>> start
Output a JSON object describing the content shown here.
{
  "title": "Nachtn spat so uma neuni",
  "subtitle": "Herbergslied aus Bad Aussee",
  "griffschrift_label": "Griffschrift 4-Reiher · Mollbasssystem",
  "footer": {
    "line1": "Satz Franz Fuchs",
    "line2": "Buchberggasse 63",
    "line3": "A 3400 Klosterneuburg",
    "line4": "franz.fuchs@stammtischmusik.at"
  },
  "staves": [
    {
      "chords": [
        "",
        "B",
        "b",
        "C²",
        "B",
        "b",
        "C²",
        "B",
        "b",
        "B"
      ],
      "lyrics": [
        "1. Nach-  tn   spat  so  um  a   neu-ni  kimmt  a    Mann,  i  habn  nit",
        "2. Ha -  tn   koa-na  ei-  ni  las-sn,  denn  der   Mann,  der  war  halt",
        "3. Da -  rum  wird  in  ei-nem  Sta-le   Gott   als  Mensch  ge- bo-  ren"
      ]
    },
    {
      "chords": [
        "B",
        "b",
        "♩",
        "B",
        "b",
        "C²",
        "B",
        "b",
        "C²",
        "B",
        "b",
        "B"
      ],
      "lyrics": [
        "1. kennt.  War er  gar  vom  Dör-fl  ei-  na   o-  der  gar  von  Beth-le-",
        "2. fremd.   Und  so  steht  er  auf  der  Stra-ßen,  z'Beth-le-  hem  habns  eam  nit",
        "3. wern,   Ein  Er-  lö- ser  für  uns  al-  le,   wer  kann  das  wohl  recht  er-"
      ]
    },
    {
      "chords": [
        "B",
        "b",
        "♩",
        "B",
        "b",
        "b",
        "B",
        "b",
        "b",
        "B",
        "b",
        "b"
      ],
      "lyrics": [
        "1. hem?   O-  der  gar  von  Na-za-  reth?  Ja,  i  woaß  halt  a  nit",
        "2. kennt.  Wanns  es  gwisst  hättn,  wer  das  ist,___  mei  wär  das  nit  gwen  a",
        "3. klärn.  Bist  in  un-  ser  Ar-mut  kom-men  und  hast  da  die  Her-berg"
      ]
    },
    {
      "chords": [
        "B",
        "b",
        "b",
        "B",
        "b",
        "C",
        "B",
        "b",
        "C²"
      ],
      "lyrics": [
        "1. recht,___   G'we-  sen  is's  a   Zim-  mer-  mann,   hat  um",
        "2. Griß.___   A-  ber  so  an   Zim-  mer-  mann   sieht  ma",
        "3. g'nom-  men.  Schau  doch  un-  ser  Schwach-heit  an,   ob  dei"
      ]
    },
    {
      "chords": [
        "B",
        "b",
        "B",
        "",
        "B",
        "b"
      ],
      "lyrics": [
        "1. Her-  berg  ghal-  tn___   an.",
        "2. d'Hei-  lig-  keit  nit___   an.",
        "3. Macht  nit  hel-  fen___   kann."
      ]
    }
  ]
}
>> end
▶ [Task goal]:
All the data must be duplicated exactly, with nothing added or removed.

▶ [The solution]:
Output a JSON object describing the content shown here.
{
  "title": "Nachtn spat so uma neuni",
  "subtitle": "Herbergslied aus Bad Aussee",
  "griffschrift_label": "Griffschrift 4-Reiher · Mollbasssystem",
  "footer": {
    "line1": "Satz Franz Fuchs",
    "line2": "Buchberggasse 63",
    "line3": "A 3400 Klosterneuburg",
    "line4": "franz.fuchs@stammtischmusik.at"
  },
  "staves": [
    {
      "chords": [
        "",
        "B",
        "b",
        "C²",
        "B",
        "b",
        "C²",
        "B",
        "b",
        "B"
      ],
      "lyrics": [
        "1. Nach-  tn   spat  so  um  a   neu-ni  kimmt  a    Mann,  i  habn  nit",
        "2. Ha -  tn   koa-na  ei-  ni  las-sn,  denn  der   Mann,  der  war  halt",
        "3. Da -  rum  wird  in  ei-nem  Sta-le   Gott   als  Mensch  ge- bo-  ren"
      ]
    },
    {
      "chords": [
        "B",
        "b",
        "♩",
        "B",
        "b",
        "C²",
        "B",
        "b",
        "C²",
        "B",
        "b",
        "B"
      ],
      "lyrics": [
        "1. kennt.  War er  gar  vom  Dör-fl  ei-  na   o-  der  gar  von  Beth-le-",
        "2. fremd.   Und  so  steht  er  auf  der  Stra-ßen,  z'Beth-le-  hem  habns  eam  nit",
        "3. wern,   Ein  Er-  lö- ser  für  uns  al-  le,   wer  kann  das  wohl  recht  er-"
      ]
    },
    {
      "chords": [
        "B",
        "b",
        "♩",
        "B",
        "b",
        "b",
        "B",
        "b",
        "b",
        "B",
        "b",
        "b"
      ],
      "lyrics": [
        "1. hem?   O-  der  gar  von  Na-za-  reth?  Ja,  i  woaß  halt  a  nit",
        "2. kennt.  Wanns  es  gwisst  hättn,  wer  das  ist,___  mei  wär  das  nit  gwen  a",
        "3. klärn.  Bist  in  un-  ser  Ar-mut  kom-men  und  hast  da  die  Her-berg"
      ]
    },
    {
      "chords": [
        "B",
        "b",
        "b",
        "B",
        "b",
        "C",
        "B",
        "b",
        "C²"
      ],
      "lyrics": [
        "1. recht,___   G'we-  sen  is's  a   Zim-  mer-  mann,   hat  um",
        "2. Griß.___   A-  ber  so  an   Zim-  mer-  mann   sieht  ma",
        "3. g'nom-  men.  Schau  doch  un-  ser  Schwach-heit  an,   ob  dei"
      ]
    },
    {
      "chords": [
        "B",
        "b",
        "B",
        "",
        "B",
        "b"
      ],
      "lyrics": [
        "1. Her-  berg  ghal-  tn___   an.",
        "2. d'Hei-  lig-  keit  nit___   an.",
        "3. Macht  nit  hel-  fen___   kann."
      ]
    }
  ]
}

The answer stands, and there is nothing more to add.